- [INPUT FOR THIS TASK]:
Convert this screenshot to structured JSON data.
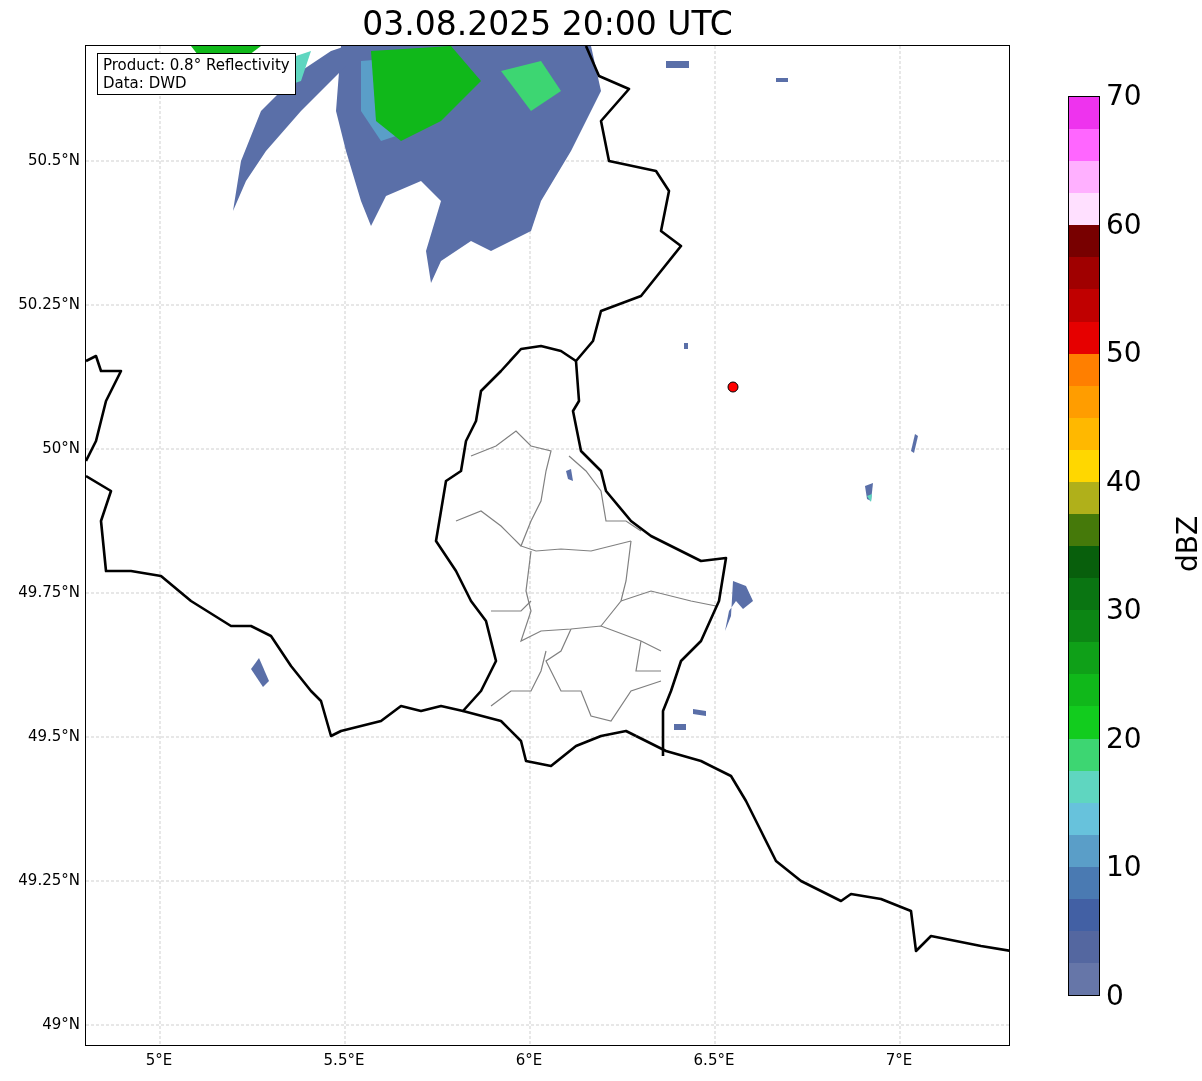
{
  "title": "03.08.2025 20:00 UTC",
  "info_box": {
    "lines": [
      "Product: 0.8° Reflectivity",
      "Data: DWD"
    ]
  },
  "map": {
    "lat_ticks": [
      "50.5°N",
      "50.25°N",
      "50°N",
      "49.75°N",
      "49.5°N",
      "49.25°N",
      "49°N"
    ],
    "lon_ticks": [
      "5°E",
      "5.5°E",
      "6°E",
      "6.5°E",
      "7°E"
    ]
  },
  "colorbar": {
    "label": "dBZ",
    "ticks": [
      "70",
      "60",
      "50",
      "40",
      "30",
      "20",
      "10",
      "0"
    ],
    "bins": [
      {
        "color": "#ee33ee"
      },
      {
        "color": "#ff66ff"
      },
      {
        "color": "#ffb0ff"
      },
      {
        "color": "#ffe0ff"
      },
      {
        "color": "#780000"
      },
      {
        "color": "#a00000"
      },
      {
        "color": "#c00000"
      },
      {
        "color": "#e60000"
      },
      {
        "color": "#ff7f00"
      },
      {
        "color": "#ff9d00"
      },
      {
        "color": "#ffb800"
      },
      {
        "color": "#ffd700"
      },
      {
        "color": "#b0b01a"
      },
      {
        "color": "#45790a"
      },
      {
        "color": "#085f0c"
      },
      {
        "color": "#0a7512"
      },
      {
        "color": "#0c8614"
      },
      {
        "color": "#0fa018"
      },
      {
        "color": "#10b81a"
      },
      {
        "color": "#12cc1e"
      },
      {
        "color": "#3dd672"
      },
      {
        "color": "#5fd6c0"
      },
      {
        "color": "#67c2dc"
      },
      {
        "color": "#5a9ec8"
      },
      {
        "color": "#4a7ab2"
      },
      {
        "color": "#4260a4"
      },
      {
        "color": "#5467a0"
      },
      {
        "color": "#6676a8"
      }
    ]
  }
}
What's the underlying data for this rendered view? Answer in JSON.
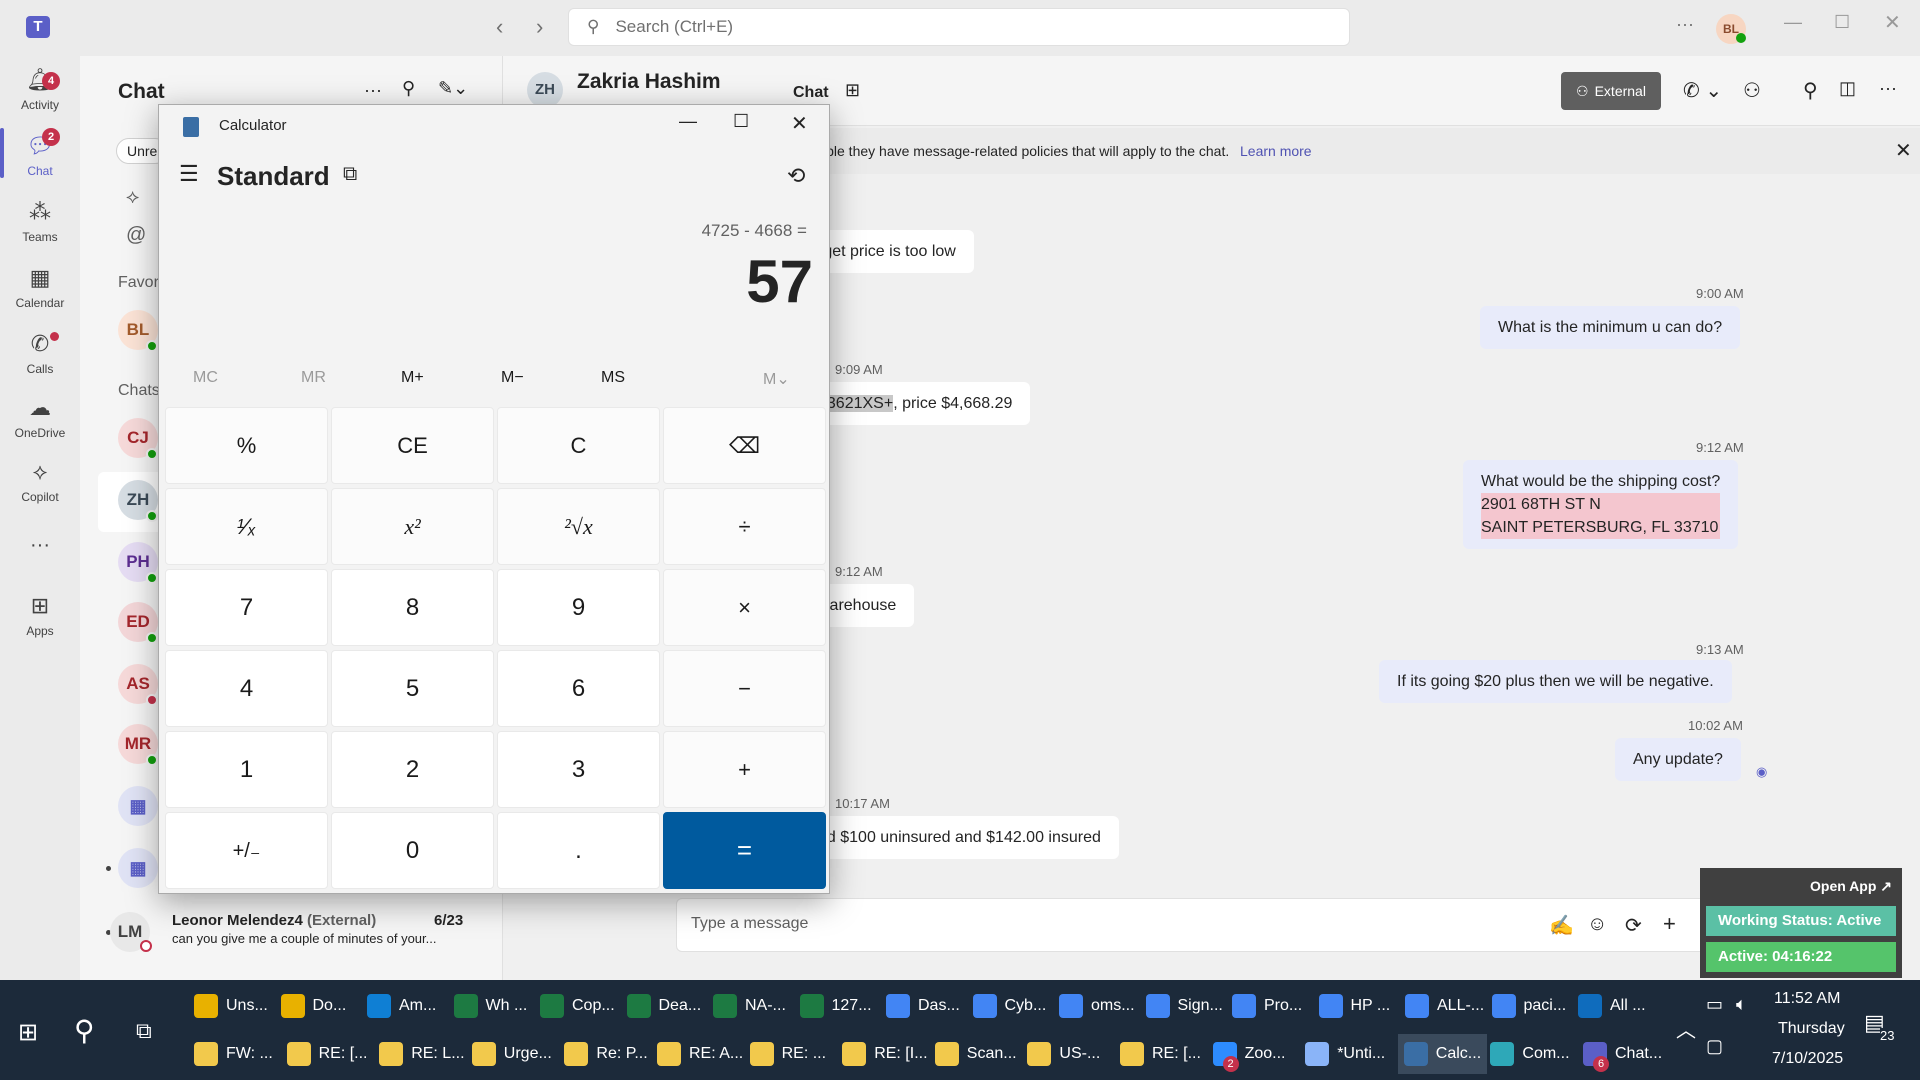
{
  "titlebar": {
    "search_placeholder": "Search (Ctrl+E)",
    "user_initials": "BL"
  },
  "rail": {
    "activity": {
      "label": "Activity",
      "badge": "4"
    },
    "chat": {
      "label": "Chat",
      "badge": "2"
    },
    "teams": {
      "label": "Teams"
    },
    "calendar": {
      "label": "Calendar"
    },
    "calls": {
      "label": "Calls"
    },
    "onedrive": {
      "label": "OneDrive"
    },
    "copilot": {
      "label": "Copilot"
    },
    "apps": {
      "label": "Apps"
    }
  },
  "chatlist": {
    "title": "Chat",
    "filter_unread": "Unre",
    "favorites_label": "Favori",
    "chats_label": "Chats",
    "avatars": [
      "BL",
      "CJ",
      "ZH",
      "PH",
      "ED",
      "AS",
      "MR"
    ],
    "last_item": {
      "initials": "LM",
      "name": "Leonor Melendez4",
      "tag": "(External)",
      "date": "6/23",
      "preview": "can you give me a couple of minutes of your..."
    }
  },
  "chatheader": {
    "initials": "ZH",
    "name": "Zakria Hashim",
    "tab": "Chat",
    "external_label": "External"
  },
  "banner": {
    "text": "ible they have message-related policies that will apply to the chat.",
    "link": "Learn more"
  },
  "messages": [
    {
      "dir": "in",
      "text": "rget price is too low"
    },
    {
      "dir": "out",
      "time": "9:00 AM",
      "text": "What is the minimum u can do?"
    },
    {
      "dir": "in",
      "time": "9:09 AM",
      "highlight": "53621XS+",
      "text": ", price $4,668.29"
    },
    {
      "dir": "out",
      "time": "9:12 AM",
      "lines": [
        "What would be the shipping cost?",
        "2901 68TH ST N",
        "SAINT PETERSBURG, FL 33710"
      ]
    },
    {
      "dir": "in",
      "time": "9:12 AM",
      "text": "warehouse"
    },
    {
      "dir": "out",
      "time": "9:13 AM",
      "text": "If its going $20 plus then we will be negative."
    },
    {
      "dir": "out",
      "time": "10:02 AM",
      "text": "Any update?"
    },
    {
      "dir": "in",
      "time": "10:17 AM",
      "text": "nd $100 uninsured and $142.00 insured"
    }
  ],
  "composer": {
    "placeholder": "Type a message"
  },
  "calculator": {
    "title": "Calculator",
    "mode": "Standard",
    "expression": "4725 - 4668 =",
    "display": "57",
    "memory": [
      "MC",
      "MR",
      "M+",
      "M−",
      "MS",
      "M⌄"
    ],
    "keys": [
      [
        "%",
        "CE",
        "C",
        "⌫"
      ],
      [
        "¹⁄ₓ",
        "x²",
        "²√x",
        "÷"
      ],
      [
        "7",
        "8",
        "9",
        "×"
      ],
      [
        "4",
        "5",
        "6",
        "−"
      ],
      [
        "1",
        "2",
        "3",
        "+"
      ],
      [
        "+/₋",
        "0",
        ".",
        "="
      ]
    ]
  },
  "working_status": {
    "open_app": "Open App ↗",
    "status": "Working Status: Active",
    "active": "Active: 04:16:22"
  },
  "taskbar": {
    "row1": [
      "Uns...",
      "Do...",
      "Am...",
      "Wh ...",
      "Cop...",
      "Dea...",
      "NA-...",
      "127...",
      "Das...",
      "Cyb...",
      "oms...",
      "Sign...",
      "Pro...",
      "HP ...",
      "ALL-...",
      "paci...",
      "All ..."
    ],
    "row2": [
      "FW: ...",
      "RE: [...",
      "RE: L...",
      "Urge...",
      "Re: P...",
      "RE: A...",
      "RE: ...",
      "RE: [I...",
      "Scan...",
      "US-...",
      "RE: [...",
      "Zoo...",
      "*Unti...",
      "Calc...",
      "Com...",
      "Chat..."
    ],
    "zoom_badge": "2",
    "chat_badge": "6",
    "time": "11:52 AM",
    "day": "Thursday",
    "date": "7/10/2025",
    "notif": "23"
  }
}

- [TO DO]: Print all the records again exactly; do not include any picture.

- [EXERCISE OUTPUT]:
Convert this screenshot to structured JSON data.
{
  "title": "03.08.2025 20:00 UTC",
  "info_box": {
    "lines": [
      "Product: 0.8° Reflectivity",
      "Data: DWD"
    ]
  },
  "map": {
    "lat_ticks": [
      "50.5°N",
      "50.25°N",
      "50°N",
      "49.75°N",
      "49.5°N",
      "49.25°N",
      "49°N"
    ],
    "lon_ticks": [
      "5°E",
      "5.5°E",
      "6°E",
      "6.5°E",
      "7°E"
    ]
  },
  "colorbar": {
    "label": "dBZ",
    "ticks": [
      "70",
      "60",
      "50",
      "40",
      "30",
      "20",
      "10",
      "0"
    ],
    "bins": [
      {
        "color": "#ee33ee"
      },
      {
        "color": "#ff66ff"
      },
      {
        "color": "#ffb0ff"
      },
      {
        "color": "#ffe0ff"
      },
      {
        "color": "#780000"
      },
      {
        "color": "#a00000"
      },
      {
        "color": "#c00000"
      },
      {
        "color": "#e60000"
      },
      {
        "color": "#ff7f00"
      },
      {
        "color": "#ff9d00"
      },
      {
        "color": "#ffb800"
      },
      {
        "color": "#ffd700"
      },
      {
        "color": "#b0b01a"
      },
      {
        "color": "#45790a"
      },
      {
        "color": "#085f0c"
      },
      {
        "color": "#0a7512"
      },
      {
        "color": "#0c8614"
      },
      {
        "color": "#0fa018"
      },
      {
        "color": "#10b81a"
      },
      {
        "color": "#12cc1e"
      },
      {
        "color": "#3dd672"
      },
      {
        "color": "#5fd6c0"
      },
      {
        "color": "#67c2dc"
      },
      {
        "color": "#5a9ec8"
      },
      {
        "color": "#4a7ab2"
      },
      {
        "color": "#4260a4"
      },
      {
        "color": "#5467a0"
      },
      {
        "color": "#6676a8"
      }
    ]
  }
}
What's the underlying data for this rendered view? Answer in JSON.
{
  "titlebar": {
    "search_placeholder": "Search (Ctrl+E)",
    "user_initials": "BL"
  },
  "rail": {
    "activity": {
      "label": "Activity",
      "badge": "4"
    },
    "chat": {
      "label": "Chat",
      "badge": "2"
    },
    "teams": {
      "label": "Teams"
    },
    "calendar": {
      "label": "Calendar"
    },
    "calls": {
      "label": "Calls"
    },
    "onedrive": {
      "label": "OneDrive"
    },
    "copilot": {
      "label": "Copilot"
    },
    "apps": {
      "label": "Apps"
    }
  },
  "chatlist": {
    "title": "Chat",
    "filter_unread": "Unre",
    "favorites_label": "Favori",
    "chats_label": "Chats",
    "avatars": [
      "BL",
      "CJ",
      "ZH",
      "PH",
      "ED",
      "AS",
      "MR"
    ],
    "last_item": {
      "initials": "LM",
      "name": "Leonor Melendez4",
      "tag": "(External)",
      "date": "6/23",
      "preview": "can you give me a couple of minutes of your..."
    }
  },
  "chatheader": {
    "initials": "ZH",
    "name": "Zakria Hashim",
    "tab": "Chat",
    "external_label": "External"
  },
  "banner": {
    "text": "ible they have message-related policies that will apply to the chat.",
    "link": "Learn more"
  },
  "messages": [
    {
      "dir": "in",
      "text": "rget price is too low"
    },
    {
      "dir": "out",
      "time": "9:00 AM",
      "text": "What is the minimum u can do?"
    },
    {
      "dir": "in",
      "time": "9:09 AM",
      "highlight": "53621XS+",
      "text": ", price $4,668.29"
    },
    {
      "dir": "out",
      "time": "9:12 AM",
      "lines": [
        "What would be the shipping cost?",
        "2901 68TH ST N",
        "SAINT PETERSBURG, FL 33710"
      ]
    },
    {
      "dir": "in",
      "time": "9:12 AM",
      "text": "warehouse"
    },
    {
      "dir": "out",
      "time": "9:13 AM",
      "text": "If its going $20 plus then we will be negative."
    },
    {
      "dir": "out",
      "time": "10:02 AM",
      "text": "Any update?"
    },
    {
      "dir": "in",
      "time": "10:17 AM",
      "text": "nd $100 uninsured and $142.00 insured"
    }
  ],
  "composer": {
    "placeholder": "Type a message"
  },
  "calculator": {
    "title": "Calculator",
    "mode": "Standard",
    "expression": "4725 - 4668 =",
    "display": "57",
    "memory": [
      "MC",
      "MR",
      "M+",
      "M−",
      "MS",
      "M⌄"
    ],
    "keys": [
      [
        "%",
        "CE",
        "C",
        "⌫"
      ],
      [
        "¹⁄ₓ",
        "x²",
        "²√x",
        "÷"
      ],
      [
        "7",
        "8",
        "9",
        "×"
      ],
      [
        "4",
        "5",
        "6",
        "−"
      ],
      [
        "1",
        "2",
        "3",
        "+"
      ],
      [
        "+/₋",
        "0",
        ".",
        "="
      ]
    ]
  },
  "working_status": {
    "open_app": "Open App ↗",
    "status": "Working Status: Active",
    "active": "Active: 04:16:22"
  },
  "taskbar": {
    "row1": [
      "Uns...",
      "Do...",
      "Am...",
      "Wh ...",
      "Cop...",
      "Dea...",
      "NA-...",
      "127...",
      "Das...",
      "Cyb...",
      "oms...",
      "Sign...",
      "Pro...",
      "HP ...",
      "ALL-...",
      "paci...",
      "All ..."
    ],
    "row2": [
      "FW: ...",
      "RE: [...",
      "RE: L...",
      "Urge...",
      "Re: P...",
      "RE: A...",
      "RE: ...",
      "RE: [I...",
      "Scan...",
      "US-...",
      "RE: [...",
      "Zoo...",
      "*Unti...",
      "Calc...",
      "Com...",
      "Chat..."
    ],
    "zoom_badge": "2",
    "chat_badge": "6",
    "time": "11:52 AM",
    "day": "Thursday",
    "date": "7/10/2025",
    "notif": "23"
  }
}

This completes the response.